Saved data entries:
-*-
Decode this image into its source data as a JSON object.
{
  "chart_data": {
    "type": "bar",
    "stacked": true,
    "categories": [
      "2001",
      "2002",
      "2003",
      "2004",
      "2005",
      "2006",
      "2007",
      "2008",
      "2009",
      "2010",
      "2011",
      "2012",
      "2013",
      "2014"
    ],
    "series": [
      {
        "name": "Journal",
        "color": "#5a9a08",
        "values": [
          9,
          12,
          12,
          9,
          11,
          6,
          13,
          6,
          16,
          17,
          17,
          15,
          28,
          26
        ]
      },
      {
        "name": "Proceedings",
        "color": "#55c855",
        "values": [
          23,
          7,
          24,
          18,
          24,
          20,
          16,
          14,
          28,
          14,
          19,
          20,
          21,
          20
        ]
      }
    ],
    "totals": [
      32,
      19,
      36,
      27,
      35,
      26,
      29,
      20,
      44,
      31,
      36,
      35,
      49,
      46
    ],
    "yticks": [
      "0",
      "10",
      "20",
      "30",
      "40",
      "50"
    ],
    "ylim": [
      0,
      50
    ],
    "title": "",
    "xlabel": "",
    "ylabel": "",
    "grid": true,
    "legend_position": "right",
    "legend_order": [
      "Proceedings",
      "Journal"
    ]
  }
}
-*-
Retype every record above exactly as written.

The output:
Decode this image into its source data as a JSON object.
{
  "chart_data": {
    "type": "bar",
    "stacked": true,
    "categories": [
      "2001",
      "2002",
      "2003",
      "2004",
      "2005",
      "2006",
      "2007",
      "2008",
      "2009",
      "2010",
      "2011",
      "2012",
      "2013",
      "2014"
    ],
    "series": [
      {
        "name": "Journal",
        "color": "#5a9a08",
        "values": [
          9,
          12,
          12,
          9,
          11,
          6,
          13,
          6,
          16,
          17,
          17,
          15,
          28,
          26
        ]
      },
      {
        "name": "Proceedings",
        "color": "#55c855",
        "values": [
          23,
          7,
          24,
          18,
          24,
          20,
          16,
          14,
          28,
          14,
          19,
          20,
          21,
          20
        ]
      }
    ],
    "totals": [
      32,
      19,
      36,
      27,
      35,
      26,
      29,
      20,
      44,
      31,
      36,
      35,
      49,
      46
    ],
    "yticks": [
      "0",
      "10",
      "20",
      "30",
      "40",
      "50"
    ],
    "ylim": [
      0,
      50
    ],
    "title": "",
    "xlabel": "",
    "ylabel": "",
    "grid": true,
    "legend_position": "right",
    "legend_order": [
      "Proceedings",
      "Journal"
    ]
  }
}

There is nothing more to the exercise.